TO DO. Provide the records once more, identical to the original.

==== PROVIDED DATA ====

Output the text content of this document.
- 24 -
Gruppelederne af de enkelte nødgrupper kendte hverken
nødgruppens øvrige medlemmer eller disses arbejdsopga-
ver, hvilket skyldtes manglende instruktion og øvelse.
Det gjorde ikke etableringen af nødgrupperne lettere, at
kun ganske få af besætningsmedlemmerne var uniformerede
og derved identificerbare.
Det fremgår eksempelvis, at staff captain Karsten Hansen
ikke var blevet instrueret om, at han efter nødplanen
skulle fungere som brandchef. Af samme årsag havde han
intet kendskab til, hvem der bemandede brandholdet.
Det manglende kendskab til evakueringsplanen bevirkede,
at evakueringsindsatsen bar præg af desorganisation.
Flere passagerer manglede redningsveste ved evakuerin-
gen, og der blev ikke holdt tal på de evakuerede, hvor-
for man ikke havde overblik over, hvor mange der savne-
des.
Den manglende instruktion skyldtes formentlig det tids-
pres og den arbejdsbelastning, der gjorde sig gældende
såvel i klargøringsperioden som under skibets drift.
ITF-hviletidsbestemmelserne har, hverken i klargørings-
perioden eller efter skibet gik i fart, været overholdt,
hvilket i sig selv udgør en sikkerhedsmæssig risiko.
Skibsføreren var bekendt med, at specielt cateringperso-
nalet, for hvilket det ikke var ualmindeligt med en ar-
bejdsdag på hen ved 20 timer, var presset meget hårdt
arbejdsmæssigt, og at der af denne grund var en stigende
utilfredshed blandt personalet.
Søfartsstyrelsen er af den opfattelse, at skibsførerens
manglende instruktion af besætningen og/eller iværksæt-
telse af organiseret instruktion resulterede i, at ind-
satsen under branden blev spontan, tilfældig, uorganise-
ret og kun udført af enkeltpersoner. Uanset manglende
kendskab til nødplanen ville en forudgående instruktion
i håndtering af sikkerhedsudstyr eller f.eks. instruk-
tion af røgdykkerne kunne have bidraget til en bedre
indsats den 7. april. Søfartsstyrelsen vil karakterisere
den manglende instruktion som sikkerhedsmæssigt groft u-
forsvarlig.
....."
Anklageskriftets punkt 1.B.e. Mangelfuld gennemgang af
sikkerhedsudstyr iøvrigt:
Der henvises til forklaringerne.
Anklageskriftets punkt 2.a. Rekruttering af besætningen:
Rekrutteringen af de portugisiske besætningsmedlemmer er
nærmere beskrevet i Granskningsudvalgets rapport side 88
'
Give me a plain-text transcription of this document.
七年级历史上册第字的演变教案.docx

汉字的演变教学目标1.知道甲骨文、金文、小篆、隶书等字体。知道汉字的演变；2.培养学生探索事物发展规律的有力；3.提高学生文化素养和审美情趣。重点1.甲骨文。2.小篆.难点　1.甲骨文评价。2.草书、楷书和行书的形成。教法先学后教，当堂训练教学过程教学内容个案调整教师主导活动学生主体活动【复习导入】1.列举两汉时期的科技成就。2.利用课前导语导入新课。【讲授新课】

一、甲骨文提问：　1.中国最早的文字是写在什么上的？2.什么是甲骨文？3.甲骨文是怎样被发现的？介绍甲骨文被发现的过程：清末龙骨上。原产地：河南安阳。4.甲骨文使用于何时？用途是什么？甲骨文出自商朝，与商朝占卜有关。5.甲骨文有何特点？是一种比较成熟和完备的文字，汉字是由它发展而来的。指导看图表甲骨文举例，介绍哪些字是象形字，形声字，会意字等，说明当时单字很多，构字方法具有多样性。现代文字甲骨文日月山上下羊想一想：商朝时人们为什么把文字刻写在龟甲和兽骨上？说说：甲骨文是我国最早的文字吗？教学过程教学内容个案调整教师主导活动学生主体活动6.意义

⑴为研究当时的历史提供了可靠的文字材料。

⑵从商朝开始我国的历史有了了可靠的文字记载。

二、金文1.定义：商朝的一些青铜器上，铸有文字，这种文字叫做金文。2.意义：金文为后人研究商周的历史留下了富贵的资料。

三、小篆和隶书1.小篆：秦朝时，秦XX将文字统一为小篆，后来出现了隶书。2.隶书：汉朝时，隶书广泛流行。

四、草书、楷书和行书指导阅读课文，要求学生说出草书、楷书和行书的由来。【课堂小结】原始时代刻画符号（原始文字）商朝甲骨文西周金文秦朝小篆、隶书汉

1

====

OUTPUT.
Output the text content of this document.
- 24 -
Gruppelederne af de enkelte nødgrupper kendte hverken
nødgruppens øvrige medlemmer eller disses arbejdsopga-
ver, hvilket skyldtes manglende instruktion og øvelse.
Det gjorde ikke etableringen af nødgrupperne lettere, at
kun ganske få af besætningsmedlemmerne var uniformerede
og derved identificerbare.
Det fremgår eksempelvis, at staff captain Karsten Hansen
ikke var blevet instrueret om, at han efter nødplanen
skulle fungere som brandchef. Af samme årsag havde han
intet kendskab til, hvem der bemandede brandholdet.
Det manglende kendskab til evakueringsplanen bevirkede,
at evakueringsindsatsen bar præg af desorganisation.
Flere passagerer manglede redningsveste ved evakuerin-
gen, og der blev ikke holdt tal på de evakuerede, hvor-
for man ikke havde overblik over, hvor mange der savne-
des.
Den manglende instruktion skyldtes formentlig det tids-
pres og den arbejdsbelastning, der gjorde sig gældende
såvel i klargøringsperioden som under skibets drift.
ITF-hviletidsbestemmelserne har, hverken i klargørings-
perioden eller efter skibet gik i fart, været overholdt,
hvilket i sig selv udgør en sikkerhedsmæssig risiko.
Skibsføreren var bekendt med, at specielt cateringperso-
nalet, for hvilket det ikke var ualmindeligt med en ar-
bejdsdag på hen ved 20 timer, var presset meget hårdt
arbejdsmæssigt, og at der af denne grund var en stigende
utilfredshed blandt personalet.
Søfartsstyrelsen er af den opfattelse, at skibsførerens
manglende instruktion af besætningen og/eller iværksæt-
telse af organiseret instruktion resulterede i, at ind-
satsen under branden blev spontan, tilfældig, uorganise-
ret og kun udført af enkeltpersoner. Uanset manglende
kendskab til nødplanen ville en forudgående instruktion
i håndtering af sikkerhedsudstyr eller f.eks. instruk-
tion af røgdykkerne kunne have bidraget til en bedre
indsats den 7. april. Søfartsstyrelsen vil karakterisere
den manglende instruktion som sikkerhedsmæssigt groft u-
forsvarlig.
....."
Anklageskriftets punkt 1.B.e. Mangelfuld gennemgang af
sikkerhedsudstyr iøvrigt:
Der henvises til forklaringerne.
Anklageskriftets punkt 2.a. Rekruttering af besætningen:
Rekrutteringen af de portugisiske besætningsmedlemmer er
nærmere beskrevet i Granskningsudvalgets rapport side 88
'
Give me a plain-text transcription of this document.
七年级历史上册第字的演变教案.docx

汉字的演变教学目标1.知道甲骨文、金文、小篆、隶书等字体。知道汉字的演变；2.培养学生探索事物发展规律的有力；3.提高学生文化素养和审美情趣。重点1.甲骨文。2.小篆.难点　1.甲骨文评价。2.草书、楷书和行书的形成。教法先学后教，当堂训练教学过程教学内容个案调整教师主导活动学生主体活动【复习导入】1.列举两汉时期的科技成就。2.利用课前导语导入新课。【讲授新课】

一、甲骨文提问：　1.中国最早的文字是写在什么上的？2.什么是甲骨文？3.甲骨文是怎样被发现的？介绍甲骨文被发现的过程：清末龙骨上。原产地：河南安阳。4.甲骨文使用于何时？用途是什么？甲骨文出自商朝，与商朝占卜有关。5.甲骨文有何特点？是一种比较成熟和完备的文字，汉字是由它发展而来的。指导看图表甲骨文举例，介绍哪些字是象形字，形声字，会意字等，说明当时单字很多，构字方法具有多样性。现代文字甲骨文日月山上下羊想一想：商朝时人们为什么把文字刻写在龟甲和兽骨上？说说：甲骨文是我国最早的文字吗？教学过程教学内容个案调整教师主导活动学生主体活动6.意义

⑴为研究当时的历史提供了可靠的文字材料。

⑵从商朝开始我国的历史有了了可靠的文字记载。

二、金文1.定义：商朝的一些青铜器上，铸有文字，这种文字叫做金文。2.意义：金文为后人研究商周的历史留下了富贵的资料。

三、小篆和隶书1.小篆：秦朝时，秦XX将文字统一为小篆，后来出现了隶书。2.隶书：汉朝时，隶书广泛流行。

四、草书、楷书和行书指导阅读课文，要求学生说出草书、楷书和行书的由来。【课堂小结】原始时代刻画符号（原始文字）商朝甲骨文西周金文秦朝小篆、隶书汉

1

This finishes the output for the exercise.